PROBLEM TO WORK ON
Return each row that contains the word "Authentication".

>> BEGIN INPUT RECORDS

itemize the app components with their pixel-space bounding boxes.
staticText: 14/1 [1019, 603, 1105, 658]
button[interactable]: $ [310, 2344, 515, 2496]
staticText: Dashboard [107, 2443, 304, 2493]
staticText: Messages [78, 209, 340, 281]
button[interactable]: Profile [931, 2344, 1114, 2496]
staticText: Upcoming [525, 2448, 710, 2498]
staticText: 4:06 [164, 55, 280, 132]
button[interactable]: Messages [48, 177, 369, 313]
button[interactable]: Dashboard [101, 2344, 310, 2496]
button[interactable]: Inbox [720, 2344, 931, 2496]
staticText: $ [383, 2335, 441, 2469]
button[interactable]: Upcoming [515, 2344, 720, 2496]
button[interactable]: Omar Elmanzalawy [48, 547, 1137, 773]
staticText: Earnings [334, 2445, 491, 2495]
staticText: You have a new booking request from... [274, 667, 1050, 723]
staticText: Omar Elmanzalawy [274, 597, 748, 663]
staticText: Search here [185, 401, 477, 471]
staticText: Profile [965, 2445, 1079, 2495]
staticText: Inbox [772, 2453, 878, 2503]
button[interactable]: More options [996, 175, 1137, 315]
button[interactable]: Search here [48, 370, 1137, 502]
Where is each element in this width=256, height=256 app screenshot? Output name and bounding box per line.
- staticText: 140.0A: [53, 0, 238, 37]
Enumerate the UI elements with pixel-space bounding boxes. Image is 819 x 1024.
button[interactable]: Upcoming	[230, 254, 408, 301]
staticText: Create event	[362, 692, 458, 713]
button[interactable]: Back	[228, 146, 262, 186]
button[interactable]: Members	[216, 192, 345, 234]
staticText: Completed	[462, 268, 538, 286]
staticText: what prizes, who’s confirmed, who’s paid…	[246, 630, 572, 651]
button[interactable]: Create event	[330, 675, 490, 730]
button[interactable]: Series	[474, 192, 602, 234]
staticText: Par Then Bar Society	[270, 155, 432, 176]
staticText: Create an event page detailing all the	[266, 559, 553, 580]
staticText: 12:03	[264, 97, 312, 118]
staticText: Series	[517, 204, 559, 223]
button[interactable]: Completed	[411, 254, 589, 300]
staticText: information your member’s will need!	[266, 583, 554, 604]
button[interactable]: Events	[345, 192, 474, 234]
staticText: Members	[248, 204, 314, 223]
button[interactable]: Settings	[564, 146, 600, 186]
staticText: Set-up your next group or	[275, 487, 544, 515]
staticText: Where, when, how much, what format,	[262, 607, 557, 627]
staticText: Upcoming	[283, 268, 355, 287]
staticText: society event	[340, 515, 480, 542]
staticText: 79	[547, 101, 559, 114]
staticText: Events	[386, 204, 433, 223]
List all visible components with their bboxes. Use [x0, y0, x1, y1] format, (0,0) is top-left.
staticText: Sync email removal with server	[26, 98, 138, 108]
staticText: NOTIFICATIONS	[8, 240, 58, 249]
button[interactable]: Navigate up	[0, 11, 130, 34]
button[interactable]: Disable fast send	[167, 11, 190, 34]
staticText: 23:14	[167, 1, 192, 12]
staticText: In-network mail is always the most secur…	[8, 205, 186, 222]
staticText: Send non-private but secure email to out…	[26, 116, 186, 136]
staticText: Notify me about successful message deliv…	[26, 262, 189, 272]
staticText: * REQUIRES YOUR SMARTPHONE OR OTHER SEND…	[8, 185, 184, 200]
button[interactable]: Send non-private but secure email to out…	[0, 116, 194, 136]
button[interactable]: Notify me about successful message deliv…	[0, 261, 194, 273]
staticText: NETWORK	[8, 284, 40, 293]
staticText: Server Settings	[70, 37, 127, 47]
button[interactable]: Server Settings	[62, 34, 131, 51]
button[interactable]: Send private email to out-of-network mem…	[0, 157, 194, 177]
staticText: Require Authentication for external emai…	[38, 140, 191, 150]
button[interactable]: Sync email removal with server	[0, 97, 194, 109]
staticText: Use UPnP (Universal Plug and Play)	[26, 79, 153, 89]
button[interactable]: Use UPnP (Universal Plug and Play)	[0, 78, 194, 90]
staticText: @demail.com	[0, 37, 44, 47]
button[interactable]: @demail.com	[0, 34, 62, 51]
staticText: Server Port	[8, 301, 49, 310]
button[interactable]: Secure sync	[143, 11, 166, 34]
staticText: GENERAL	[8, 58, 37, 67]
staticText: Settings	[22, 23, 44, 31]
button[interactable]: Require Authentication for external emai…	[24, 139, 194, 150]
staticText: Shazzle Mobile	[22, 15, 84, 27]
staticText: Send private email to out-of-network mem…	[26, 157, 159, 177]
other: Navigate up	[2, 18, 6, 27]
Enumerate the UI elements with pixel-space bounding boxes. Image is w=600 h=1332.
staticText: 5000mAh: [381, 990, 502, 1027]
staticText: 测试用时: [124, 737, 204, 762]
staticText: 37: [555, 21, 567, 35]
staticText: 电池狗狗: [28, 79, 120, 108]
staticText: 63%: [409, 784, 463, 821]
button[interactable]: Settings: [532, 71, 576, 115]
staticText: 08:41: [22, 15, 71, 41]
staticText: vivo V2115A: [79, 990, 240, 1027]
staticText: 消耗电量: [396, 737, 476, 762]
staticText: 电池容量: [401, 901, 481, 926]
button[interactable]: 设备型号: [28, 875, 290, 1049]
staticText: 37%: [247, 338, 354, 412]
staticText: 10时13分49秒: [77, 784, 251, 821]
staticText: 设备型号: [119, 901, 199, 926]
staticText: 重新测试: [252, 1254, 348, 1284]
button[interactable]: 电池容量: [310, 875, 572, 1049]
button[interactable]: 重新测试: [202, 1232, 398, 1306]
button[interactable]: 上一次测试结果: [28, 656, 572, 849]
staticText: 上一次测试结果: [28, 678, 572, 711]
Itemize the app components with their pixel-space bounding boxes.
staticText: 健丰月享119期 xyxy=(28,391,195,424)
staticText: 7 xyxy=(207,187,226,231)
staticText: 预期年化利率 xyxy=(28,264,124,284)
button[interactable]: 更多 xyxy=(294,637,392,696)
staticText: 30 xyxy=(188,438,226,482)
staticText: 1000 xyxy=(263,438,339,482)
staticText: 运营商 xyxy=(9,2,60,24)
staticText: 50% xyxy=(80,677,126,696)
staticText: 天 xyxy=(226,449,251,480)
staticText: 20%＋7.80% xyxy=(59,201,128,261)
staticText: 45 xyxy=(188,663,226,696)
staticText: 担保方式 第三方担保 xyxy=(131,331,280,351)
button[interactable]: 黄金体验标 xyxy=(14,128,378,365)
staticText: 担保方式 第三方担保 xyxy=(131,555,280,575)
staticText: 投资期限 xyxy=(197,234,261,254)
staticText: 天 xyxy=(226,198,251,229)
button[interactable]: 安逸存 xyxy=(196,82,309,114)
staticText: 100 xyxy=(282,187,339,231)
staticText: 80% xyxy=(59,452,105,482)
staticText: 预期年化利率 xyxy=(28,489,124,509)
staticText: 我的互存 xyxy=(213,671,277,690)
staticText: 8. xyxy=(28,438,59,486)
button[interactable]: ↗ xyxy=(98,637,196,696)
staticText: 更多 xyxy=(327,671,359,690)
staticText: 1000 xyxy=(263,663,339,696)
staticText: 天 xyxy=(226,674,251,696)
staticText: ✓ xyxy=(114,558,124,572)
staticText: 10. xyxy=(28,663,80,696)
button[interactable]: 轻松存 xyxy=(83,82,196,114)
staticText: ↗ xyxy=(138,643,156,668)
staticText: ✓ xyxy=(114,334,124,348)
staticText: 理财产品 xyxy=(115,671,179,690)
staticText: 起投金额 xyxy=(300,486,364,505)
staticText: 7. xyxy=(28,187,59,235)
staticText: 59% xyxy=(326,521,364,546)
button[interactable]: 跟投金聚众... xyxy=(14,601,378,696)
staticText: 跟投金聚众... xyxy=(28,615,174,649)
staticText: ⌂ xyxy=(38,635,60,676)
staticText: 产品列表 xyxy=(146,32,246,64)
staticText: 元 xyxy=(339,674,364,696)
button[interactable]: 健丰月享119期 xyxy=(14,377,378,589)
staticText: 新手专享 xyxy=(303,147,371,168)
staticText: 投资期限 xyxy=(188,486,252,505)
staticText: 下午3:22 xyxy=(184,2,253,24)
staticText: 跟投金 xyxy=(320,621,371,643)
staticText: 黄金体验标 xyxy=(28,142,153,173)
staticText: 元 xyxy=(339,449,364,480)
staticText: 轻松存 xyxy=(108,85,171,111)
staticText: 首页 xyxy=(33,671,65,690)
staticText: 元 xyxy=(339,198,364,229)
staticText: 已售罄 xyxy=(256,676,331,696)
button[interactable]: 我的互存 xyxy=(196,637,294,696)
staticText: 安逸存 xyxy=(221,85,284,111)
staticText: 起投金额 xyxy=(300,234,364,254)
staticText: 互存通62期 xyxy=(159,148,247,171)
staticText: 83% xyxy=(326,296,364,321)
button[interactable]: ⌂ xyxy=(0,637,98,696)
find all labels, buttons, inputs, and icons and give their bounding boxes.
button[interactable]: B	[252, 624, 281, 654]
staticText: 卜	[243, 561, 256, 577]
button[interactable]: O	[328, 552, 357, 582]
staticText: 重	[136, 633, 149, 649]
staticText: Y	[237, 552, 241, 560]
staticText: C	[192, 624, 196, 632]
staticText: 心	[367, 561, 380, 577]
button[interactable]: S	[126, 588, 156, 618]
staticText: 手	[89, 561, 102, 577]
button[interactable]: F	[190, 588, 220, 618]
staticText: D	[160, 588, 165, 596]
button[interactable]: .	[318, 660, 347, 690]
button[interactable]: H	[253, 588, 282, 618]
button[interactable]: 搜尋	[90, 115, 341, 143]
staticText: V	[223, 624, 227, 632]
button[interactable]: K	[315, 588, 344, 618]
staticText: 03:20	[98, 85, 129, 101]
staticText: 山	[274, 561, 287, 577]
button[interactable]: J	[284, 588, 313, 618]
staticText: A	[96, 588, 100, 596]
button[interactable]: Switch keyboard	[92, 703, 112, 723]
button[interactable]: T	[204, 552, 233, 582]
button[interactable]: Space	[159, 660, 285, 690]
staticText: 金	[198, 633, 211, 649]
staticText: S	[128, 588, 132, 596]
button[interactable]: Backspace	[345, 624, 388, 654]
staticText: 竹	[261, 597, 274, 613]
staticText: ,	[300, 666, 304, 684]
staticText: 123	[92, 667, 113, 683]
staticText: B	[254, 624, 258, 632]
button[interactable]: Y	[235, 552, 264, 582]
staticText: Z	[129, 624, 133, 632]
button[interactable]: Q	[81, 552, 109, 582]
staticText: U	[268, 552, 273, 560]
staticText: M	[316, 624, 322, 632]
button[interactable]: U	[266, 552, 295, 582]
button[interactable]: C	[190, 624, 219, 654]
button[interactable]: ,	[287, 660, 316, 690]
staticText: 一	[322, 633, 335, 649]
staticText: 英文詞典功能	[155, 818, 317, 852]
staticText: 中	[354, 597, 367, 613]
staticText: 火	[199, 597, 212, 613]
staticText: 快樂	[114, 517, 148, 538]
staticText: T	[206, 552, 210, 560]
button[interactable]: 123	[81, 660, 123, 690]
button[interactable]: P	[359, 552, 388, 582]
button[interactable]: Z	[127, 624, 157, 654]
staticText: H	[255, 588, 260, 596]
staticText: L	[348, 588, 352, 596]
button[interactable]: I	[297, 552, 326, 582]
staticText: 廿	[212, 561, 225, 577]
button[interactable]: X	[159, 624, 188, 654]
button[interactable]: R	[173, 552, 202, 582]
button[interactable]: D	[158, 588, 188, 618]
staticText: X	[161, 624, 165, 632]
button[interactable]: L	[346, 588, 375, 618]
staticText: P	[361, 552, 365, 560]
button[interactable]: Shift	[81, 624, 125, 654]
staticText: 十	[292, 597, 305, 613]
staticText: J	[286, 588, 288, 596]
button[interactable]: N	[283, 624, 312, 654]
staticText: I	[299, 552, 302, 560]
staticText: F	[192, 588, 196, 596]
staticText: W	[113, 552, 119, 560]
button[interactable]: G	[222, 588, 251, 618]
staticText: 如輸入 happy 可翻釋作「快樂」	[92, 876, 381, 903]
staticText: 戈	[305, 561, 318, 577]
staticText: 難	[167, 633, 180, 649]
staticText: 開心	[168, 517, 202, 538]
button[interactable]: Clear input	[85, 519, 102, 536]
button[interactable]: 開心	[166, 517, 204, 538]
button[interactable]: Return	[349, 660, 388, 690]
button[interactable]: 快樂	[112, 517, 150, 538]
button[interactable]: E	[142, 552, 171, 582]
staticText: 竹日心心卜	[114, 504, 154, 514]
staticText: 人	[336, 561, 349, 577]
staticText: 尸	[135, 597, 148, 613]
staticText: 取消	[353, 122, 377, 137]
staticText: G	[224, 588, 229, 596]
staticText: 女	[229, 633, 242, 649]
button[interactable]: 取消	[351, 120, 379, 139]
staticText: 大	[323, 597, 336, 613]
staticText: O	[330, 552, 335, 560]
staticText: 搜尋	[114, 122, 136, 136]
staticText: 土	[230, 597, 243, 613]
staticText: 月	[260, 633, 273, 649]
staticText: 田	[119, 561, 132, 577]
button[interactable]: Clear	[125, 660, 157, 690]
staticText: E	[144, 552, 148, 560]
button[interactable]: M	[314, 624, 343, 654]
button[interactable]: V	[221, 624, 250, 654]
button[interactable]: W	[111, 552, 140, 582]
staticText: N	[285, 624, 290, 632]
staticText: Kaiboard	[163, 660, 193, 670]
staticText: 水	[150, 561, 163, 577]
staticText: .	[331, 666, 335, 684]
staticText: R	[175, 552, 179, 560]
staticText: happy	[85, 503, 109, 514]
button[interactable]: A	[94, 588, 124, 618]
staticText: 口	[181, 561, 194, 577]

>> END INPUT RECORDS

RESPONSE TO THE TASK
staticText: Require Authentication for external emai…	[38, 140, 191, 150]
button[interactable]: Require Authentication for external emai…	[24, 139, 194, 150]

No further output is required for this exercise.